Dataset records:
[Start]
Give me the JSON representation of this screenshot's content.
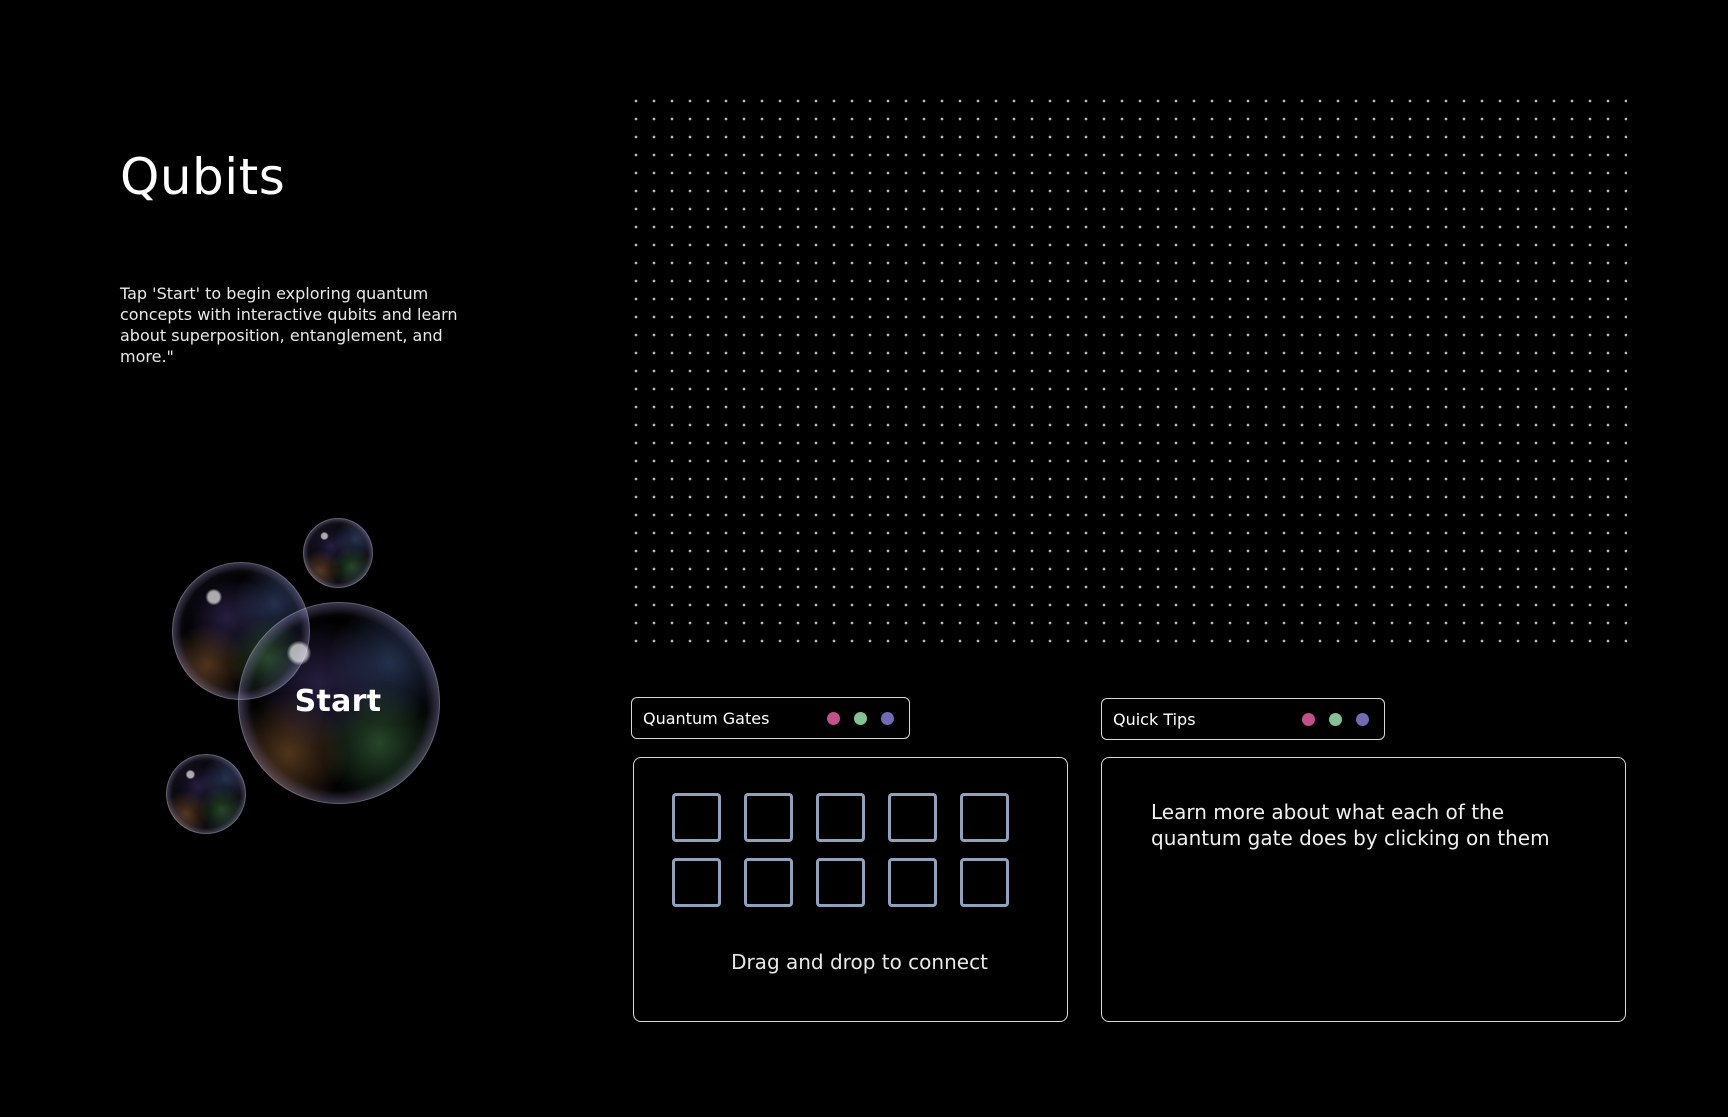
{
  "hero": {
    "title": "Qubits",
    "intro": "Tap 'Start' to begin exploring quantum concepts with interactive qubits and learn about superposition, entanglement, and more.\"",
    "start_label": "Start"
  },
  "gates_panel": {
    "header_label": "Quantum Gates",
    "slot_count": 10,
    "hint": "Drag and drop to connect"
  },
  "tips_panel": {
    "header_label": "Quick Tips",
    "text": "Learn more about what each of the quantum gate does by clicking on them"
  },
  "colors": {
    "background": "#000000",
    "dot_pink": "#c2508b",
    "dot_green": "#82c293",
    "dot_purple": "#6f6bb5",
    "gate_slot_border": "#8ea3bb",
    "panel_border": "#d7d7d7"
  },
  "icons": {
    "header_dots": [
      "pink-dot-icon",
      "green-dot-icon",
      "purple-dot-icon"
    ]
  }
}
[End]
* **WRITTEN PROBLEM**
Print each line of the material above exactly, with the pictures removed from your copy.

* **SOLUTION FOR THIS TASK**
Give me the JSON representation of this screenshot's content.
{
  "hero": {
    "title": "Qubits",
    "intro": "Tap 'Start' to begin exploring quantum concepts with interactive qubits and learn about superposition, entanglement, and more.\"",
    "start_label": "Start"
  },
  "gates_panel": {
    "header_label": "Quantum Gates",
    "slot_count": 10,
    "hint": "Drag and drop to connect"
  },
  "tips_panel": {
    "header_label": "Quick Tips",
    "text": "Learn more about what each of the quantum gate does by clicking on them"
  },
  "colors": {
    "background": "#000000",
    "dot_pink": "#c2508b",
    "dot_green": "#82c293",
    "dot_purple": "#6f6bb5",
    "gate_slot_border": "#8ea3bb",
    "panel_border": "#d7d7d7"
  },
  "icons": {
    "header_dots": [
      "pink-dot-icon",
      "green-dot-icon",
      "purple-dot-icon"
    ]
  }
}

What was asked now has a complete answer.